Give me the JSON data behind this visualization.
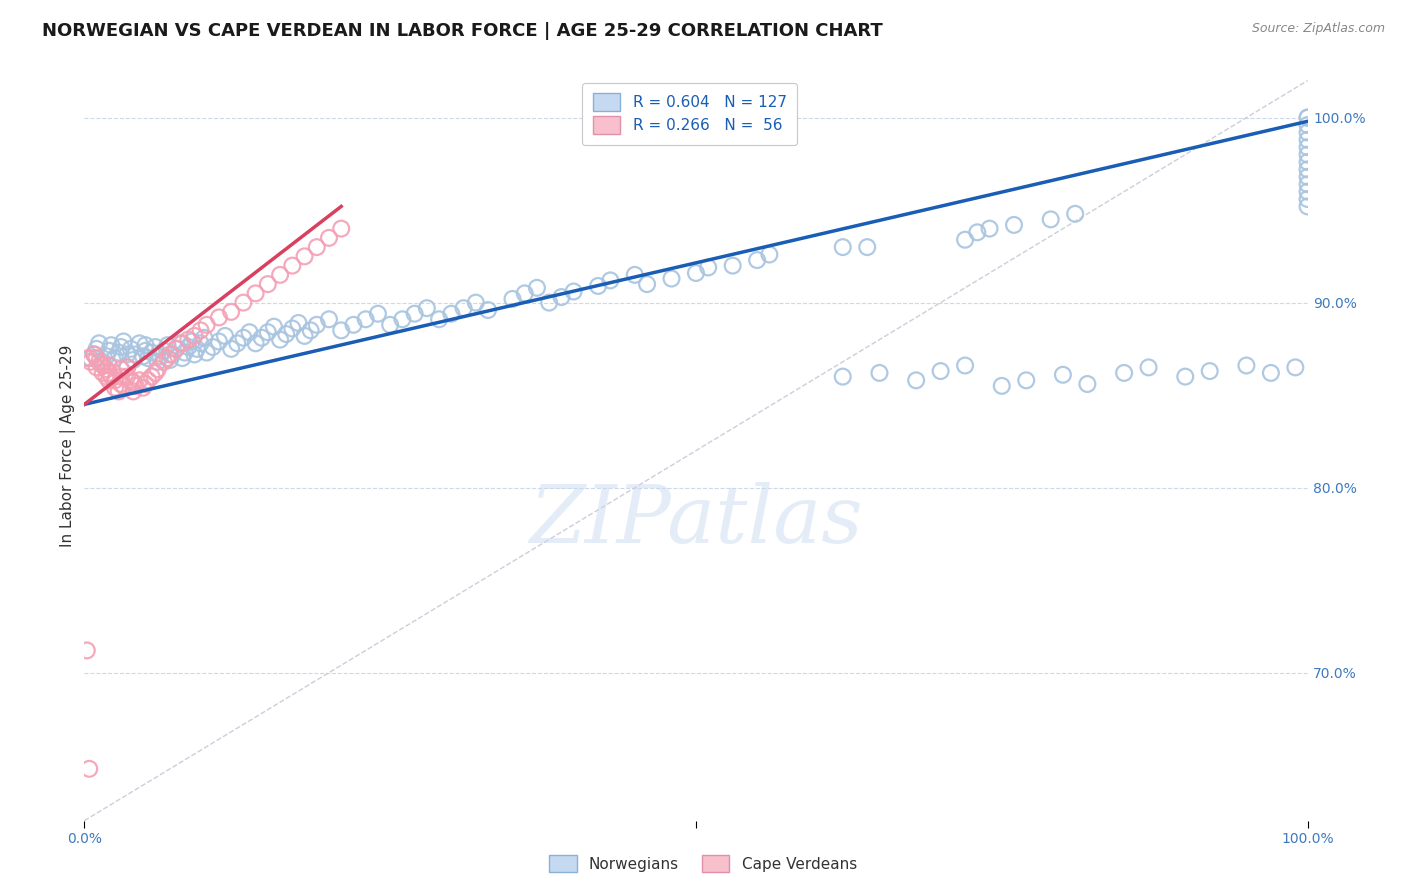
{
  "title": "NORWEGIAN VS CAPE VERDEAN IN LABOR FORCE | AGE 25-29 CORRELATION CHART",
  "source": "Source: ZipAtlas.com",
  "ylabel": "In Labor Force | Age 25-29",
  "xlim": [
    0.0,
    1.0
  ],
  "ylim": [
    0.62,
    1.025
  ],
  "yticks": [
    0.7,
    0.8,
    0.9,
    1.0
  ],
  "ytick_labels": [
    "70.0%",
    "80.0%",
    "90.0%",
    "100.0%"
  ],
  "blue_R": 0.604,
  "blue_N": 127,
  "pink_R": 0.266,
  "pink_N": 56,
  "blue_color": "#a8c4e0",
  "pink_color": "#f4a0b4",
  "blue_line_color": "#1a5db5",
  "pink_line_color": "#d94060",
  "ref_line_color": "#c8c8d8",
  "watermark": "ZIPatlas",
  "title_color": "#1a1a1a",
  "axis_label_color": "#333333",
  "tick_label_color_right": "#3d7abf",
  "tick_label_color_bottom": "#3d7abf",
  "background_color": "#ffffff",
  "grid_color": "#ccd8ec",
  "blue_scatter_x": [
    0.005,
    0.008,
    0.01,
    0.012,
    0.015,
    0.018,
    0.02,
    0.022,
    0.025,
    0.028,
    0.03,
    0.032,
    0.035,
    0.035,
    0.038,
    0.04,
    0.042,
    0.045,
    0.048,
    0.05,
    0.05,
    0.052,
    0.055,
    0.058,
    0.06,
    0.062,
    0.065,
    0.068,
    0.07,
    0.072,
    0.075,
    0.078,
    0.08,
    0.082,
    0.085,
    0.088,
    0.09,
    0.092,
    0.095,
    0.098,
    0.1,
    0.105,
    0.11,
    0.115,
    0.12,
    0.125,
    0.13,
    0.135,
    0.14,
    0.145,
    0.15,
    0.155,
    0.16,
    0.165,
    0.17,
    0.175,
    0.18,
    0.185,
    0.19,
    0.2,
    0.21,
    0.22,
    0.23,
    0.24,
    0.25,
    0.26,
    0.27,
    0.28,
    0.29,
    0.3,
    0.31,
    0.32,
    0.33,
    0.35,
    0.36,
    0.37,
    0.38,
    0.39,
    0.4,
    0.42,
    0.43,
    0.45,
    0.46,
    0.48,
    0.5,
    0.51,
    0.53,
    0.55,
    0.56,
    0.62,
    0.64,
    0.72,
    0.73,
    0.74,
    0.76,
    0.79,
    0.81,
    0.62,
    0.65,
    0.68,
    0.7,
    0.72,
    0.75,
    0.77,
    0.8,
    0.82,
    0.85,
    0.87,
    0.9,
    0.92,
    0.95,
    0.97,
    0.99,
    1.0,
    1.0,
    1.0,
    1.0,
    1.0,
    1.0,
    1.0,
    1.0,
    1.0,
    1.0,
    1.0,
    1.0,
    1.0,
    1.0
  ],
  "blue_scatter_y": [
    0.87,
    0.872,
    0.875,
    0.878,
    0.868,
    0.871,
    0.874,
    0.877,
    0.87,
    0.873,
    0.876,
    0.879,
    0.865,
    0.872,
    0.875,
    0.869,
    0.872,
    0.878,
    0.871,
    0.874,
    0.877,
    0.87,
    0.873,
    0.876,
    0.868,
    0.871,
    0.874,
    0.877,
    0.869,
    0.872,
    0.875,
    0.878,
    0.87,
    0.873,
    0.876,
    0.879,
    0.872,
    0.875,
    0.878,
    0.881,
    0.873,
    0.876,
    0.879,
    0.882,
    0.875,
    0.878,
    0.881,
    0.884,
    0.878,
    0.881,
    0.884,
    0.887,
    0.88,
    0.883,
    0.886,
    0.889,
    0.882,
    0.885,
    0.888,
    0.891,
    0.885,
    0.888,
    0.891,
    0.894,
    0.888,
    0.891,
    0.894,
    0.897,
    0.891,
    0.894,
    0.897,
    0.9,
    0.896,
    0.902,
    0.905,
    0.908,
    0.9,
    0.903,
    0.906,
    0.909,
    0.912,
    0.915,
    0.91,
    0.913,
    0.916,
    0.919,
    0.92,
    0.923,
    0.926,
    0.93,
    0.93,
    0.934,
    0.938,
    0.94,
    0.942,
    0.945,
    0.948,
    0.86,
    0.862,
    0.858,
    0.863,
    0.866,
    0.855,
    0.858,
    0.861,
    0.856,
    0.862,
    0.865,
    0.86,
    0.863,
    0.866,
    0.862,
    0.865,
    0.952,
    0.956,
    0.96,
    0.964,
    0.968,
    0.972,
    0.976,
    0.98,
    0.984,
    0.988,
    0.992,
    0.996,
    1.0,
    1.0
  ],
  "pink_scatter_x": [
    0.003,
    0.005,
    0.008,
    0.01,
    0.01,
    0.012,
    0.015,
    0.015,
    0.018,
    0.018,
    0.02,
    0.02,
    0.02,
    0.022,
    0.025,
    0.025,
    0.028,
    0.03,
    0.03,
    0.03,
    0.032,
    0.035,
    0.035,
    0.038,
    0.04,
    0.04,
    0.042,
    0.045,
    0.048,
    0.05,
    0.052,
    0.055,
    0.058,
    0.06,
    0.065,
    0.068,
    0.07,
    0.075,
    0.08,
    0.085,
    0.09,
    0.095,
    0.1,
    0.11,
    0.12,
    0.13,
    0.14,
    0.15,
    0.16,
    0.17,
    0.18,
    0.19,
    0.2,
    0.21,
    0.002,
    0.004
  ],
  "pink_scatter_y": [
    0.87,
    0.868,
    0.872,
    0.865,
    0.87,
    0.868,
    0.862,
    0.866,
    0.86,
    0.864,
    0.858,
    0.862,
    0.866,
    0.86,
    0.854,
    0.858,
    0.852,
    0.856,
    0.86,
    0.864,
    0.855,
    0.86,
    0.865,
    0.858,
    0.852,
    0.857,
    0.855,
    0.858,
    0.854,
    0.856,
    0.858,
    0.86,
    0.862,
    0.864,
    0.868,
    0.87,
    0.872,
    0.875,
    0.878,
    0.88,
    0.882,
    0.885,
    0.888,
    0.892,
    0.895,
    0.9,
    0.905,
    0.91,
    0.915,
    0.92,
    0.925,
    0.93,
    0.935,
    0.94,
    0.712,
    0.648
  ],
  "blue_line_x": [
    0.0,
    1.0
  ],
  "blue_line_y": [
    0.845,
    0.998
  ],
  "pink_line_x": [
    0.0,
    0.21
  ],
  "pink_line_y": [
    0.845,
    0.952
  ]
}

---*---

_WHAT IS BEING ASKED:_ Leave out the pictures and print each record exactly as it stands.

_RIGHT ANSWER:_
Give me the JSON data behind this visualization.
{
  "title": "NORWEGIAN VS CAPE VERDEAN IN LABOR FORCE | AGE 25-29 CORRELATION CHART",
  "source": "Source: ZipAtlas.com",
  "ylabel": "In Labor Force | Age 25-29",
  "xlim": [
    0.0,
    1.0
  ],
  "ylim": [
    0.62,
    1.025
  ],
  "yticks": [
    0.7,
    0.8,
    0.9,
    1.0
  ],
  "ytick_labels": [
    "70.0%",
    "80.0%",
    "90.0%",
    "100.0%"
  ],
  "blue_R": 0.604,
  "blue_N": 127,
  "pink_R": 0.266,
  "pink_N": 56,
  "blue_color": "#a8c4e0",
  "pink_color": "#f4a0b4",
  "blue_line_color": "#1a5db5",
  "pink_line_color": "#d94060",
  "ref_line_color": "#c8c8d8",
  "watermark": "ZIPatlas",
  "title_color": "#1a1a1a",
  "axis_label_color": "#333333",
  "tick_label_color_right": "#3d7abf",
  "tick_label_color_bottom": "#3d7abf",
  "background_color": "#ffffff",
  "grid_color": "#ccd8ec",
  "blue_scatter_x": [
    0.005,
    0.008,
    0.01,
    0.012,
    0.015,
    0.018,
    0.02,
    0.022,
    0.025,
    0.028,
    0.03,
    0.032,
    0.035,
    0.035,
    0.038,
    0.04,
    0.042,
    0.045,
    0.048,
    0.05,
    0.05,
    0.052,
    0.055,
    0.058,
    0.06,
    0.062,
    0.065,
    0.068,
    0.07,
    0.072,
    0.075,
    0.078,
    0.08,
    0.082,
    0.085,
    0.088,
    0.09,
    0.092,
    0.095,
    0.098,
    0.1,
    0.105,
    0.11,
    0.115,
    0.12,
    0.125,
    0.13,
    0.135,
    0.14,
    0.145,
    0.15,
    0.155,
    0.16,
    0.165,
    0.17,
    0.175,
    0.18,
    0.185,
    0.19,
    0.2,
    0.21,
    0.22,
    0.23,
    0.24,
    0.25,
    0.26,
    0.27,
    0.28,
    0.29,
    0.3,
    0.31,
    0.32,
    0.33,
    0.35,
    0.36,
    0.37,
    0.38,
    0.39,
    0.4,
    0.42,
    0.43,
    0.45,
    0.46,
    0.48,
    0.5,
    0.51,
    0.53,
    0.55,
    0.56,
    0.62,
    0.64,
    0.72,
    0.73,
    0.74,
    0.76,
    0.79,
    0.81,
    0.62,
    0.65,
    0.68,
    0.7,
    0.72,
    0.75,
    0.77,
    0.8,
    0.82,
    0.85,
    0.87,
    0.9,
    0.92,
    0.95,
    0.97,
    0.99,
    1.0,
    1.0,
    1.0,
    1.0,
    1.0,
    1.0,
    1.0,
    1.0,
    1.0,
    1.0,
    1.0,
    1.0,
    1.0,
    1.0
  ],
  "blue_scatter_y": [
    0.87,
    0.872,
    0.875,
    0.878,
    0.868,
    0.871,
    0.874,
    0.877,
    0.87,
    0.873,
    0.876,
    0.879,
    0.865,
    0.872,
    0.875,
    0.869,
    0.872,
    0.878,
    0.871,
    0.874,
    0.877,
    0.87,
    0.873,
    0.876,
    0.868,
    0.871,
    0.874,
    0.877,
    0.869,
    0.872,
    0.875,
    0.878,
    0.87,
    0.873,
    0.876,
    0.879,
    0.872,
    0.875,
    0.878,
    0.881,
    0.873,
    0.876,
    0.879,
    0.882,
    0.875,
    0.878,
    0.881,
    0.884,
    0.878,
    0.881,
    0.884,
    0.887,
    0.88,
    0.883,
    0.886,
    0.889,
    0.882,
    0.885,
    0.888,
    0.891,
    0.885,
    0.888,
    0.891,
    0.894,
    0.888,
    0.891,
    0.894,
    0.897,
    0.891,
    0.894,
    0.897,
    0.9,
    0.896,
    0.902,
    0.905,
    0.908,
    0.9,
    0.903,
    0.906,
    0.909,
    0.912,
    0.915,
    0.91,
    0.913,
    0.916,
    0.919,
    0.92,
    0.923,
    0.926,
    0.93,
    0.93,
    0.934,
    0.938,
    0.94,
    0.942,
    0.945,
    0.948,
    0.86,
    0.862,
    0.858,
    0.863,
    0.866,
    0.855,
    0.858,
    0.861,
    0.856,
    0.862,
    0.865,
    0.86,
    0.863,
    0.866,
    0.862,
    0.865,
    0.952,
    0.956,
    0.96,
    0.964,
    0.968,
    0.972,
    0.976,
    0.98,
    0.984,
    0.988,
    0.992,
    0.996,
    1.0,
    1.0
  ],
  "pink_scatter_x": [
    0.003,
    0.005,
    0.008,
    0.01,
    0.01,
    0.012,
    0.015,
    0.015,
    0.018,
    0.018,
    0.02,
    0.02,
    0.02,
    0.022,
    0.025,
    0.025,
    0.028,
    0.03,
    0.03,
    0.03,
    0.032,
    0.035,
    0.035,
    0.038,
    0.04,
    0.04,
    0.042,
    0.045,
    0.048,
    0.05,
    0.052,
    0.055,
    0.058,
    0.06,
    0.065,
    0.068,
    0.07,
    0.075,
    0.08,
    0.085,
    0.09,
    0.095,
    0.1,
    0.11,
    0.12,
    0.13,
    0.14,
    0.15,
    0.16,
    0.17,
    0.18,
    0.19,
    0.2,
    0.21,
    0.002,
    0.004
  ],
  "pink_scatter_y": [
    0.87,
    0.868,
    0.872,
    0.865,
    0.87,
    0.868,
    0.862,
    0.866,
    0.86,
    0.864,
    0.858,
    0.862,
    0.866,
    0.86,
    0.854,
    0.858,
    0.852,
    0.856,
    0.86,
    0.864,
    0.855,
    0.86,
    0.865,
    0.858,
    0.852,
    0.857,
    0.855,
    0.858,
    0.854,
    0.856,
    0.858,
    0.86,
    0.862,
    0.864,
    0.868,
    0.87,
    0.872,
    0.875,
    0.878,
    0.88,
    0.882,
    0.885,
    0.888,
    0.892,
    0.895,
    0.9,
    0.905,
    0.91,
    0.915,
    0.92,
    0.925,
    0.93,
    0.935,
    0.94,
    0.712,
    0.648
  ],
  "blue_line_x": [
    0.0,
    1.0
  ],
  "blue_line_y": [
    0.845,
    0.998
  ],
  "pink_line_x": [
    0.0,
    0.21
  ],
  "pink_line_y": [
    0.845,
    0.952
  ]
}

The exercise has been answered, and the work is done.